» **Exercise aim**: All of the data should be output character for character, except the pictures.

Figure record extracts
═══
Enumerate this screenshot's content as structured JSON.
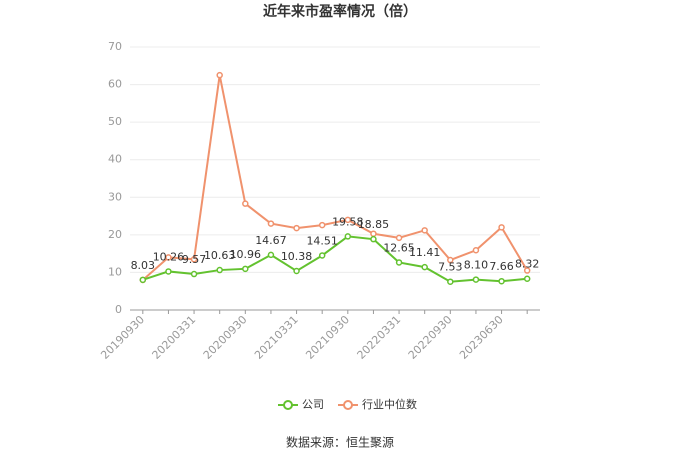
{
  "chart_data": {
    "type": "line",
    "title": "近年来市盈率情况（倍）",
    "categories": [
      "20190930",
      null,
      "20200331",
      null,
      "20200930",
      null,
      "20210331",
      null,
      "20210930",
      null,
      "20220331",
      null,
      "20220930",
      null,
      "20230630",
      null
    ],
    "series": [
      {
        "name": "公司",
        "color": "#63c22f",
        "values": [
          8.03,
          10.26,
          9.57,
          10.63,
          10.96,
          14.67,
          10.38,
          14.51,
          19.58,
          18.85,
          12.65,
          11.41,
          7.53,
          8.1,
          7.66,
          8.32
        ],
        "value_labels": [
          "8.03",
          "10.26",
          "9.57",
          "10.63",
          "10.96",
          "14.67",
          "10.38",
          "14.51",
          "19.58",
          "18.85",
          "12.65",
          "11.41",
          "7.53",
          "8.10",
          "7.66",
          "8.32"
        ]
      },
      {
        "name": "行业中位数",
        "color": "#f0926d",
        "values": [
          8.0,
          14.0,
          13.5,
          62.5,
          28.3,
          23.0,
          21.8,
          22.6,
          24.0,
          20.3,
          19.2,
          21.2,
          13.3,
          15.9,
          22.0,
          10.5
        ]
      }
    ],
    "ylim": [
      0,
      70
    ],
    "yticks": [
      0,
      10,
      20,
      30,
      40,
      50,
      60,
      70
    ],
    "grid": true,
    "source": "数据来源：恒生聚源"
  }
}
═══
» **Problem solution**:
Enumerate this screenshot's content as structured JSON.
{
  "chart_data": {
    "type": "line",
    "title": "近年来市盈率情况（倍）",
    "categories": [
      "20190930",
      null,
      "20200331",
      null,
      "20200930",
      null,
      "20210331",
      null,
      "20210930",
      null,
      "20220331",
      null,
      "20220930",
      null,
      "20230630",
      null
    ],
    "series": [
      {
        "name": "公司",
        "color": "#63c22f",
        "values": [
          8.03,
          10.26,
          9.57,
          10.63,
          10.96,
          14.67,
          10.38,
          14.51,
          19.58,
          18.85,
          12.65,
          11.41,
          7.53,
          8.1,
          7.66,
          8.32
        ],
        "value_labels": [
          "8.03",
          "10.26",
          "9.57",
          "10.63",
          "10.96",
          "14.67",
          "10.38",
          "14.51",
          "19.58",
          "18.85",
          "12.65",
          "11.41",
          "7.53",
          "8.10",
          "7.66",
          "8.32"
        ]
      },
      {
        "name": "行业中位数",
        "color": "#f0926d",
        "values": [
          8.0,
          14.0,
          13.5,
          62.5,
          28.3,
          23.0,
          21.8,
          22.6,
          24.0,
          20.3,
          19.2,
          21.2,
          13.3,
          15.9,
          22.0,
          10.5
        ]
      }
    ],
    "ylim": [
      0,
      70
    ],
    "yticks": [
      0,
      10,
      20,
      30,
      40,
      50,
      60,
      70
    ],
    "grid": true,
    "source": "数据来源：恒生聚源"
  }
}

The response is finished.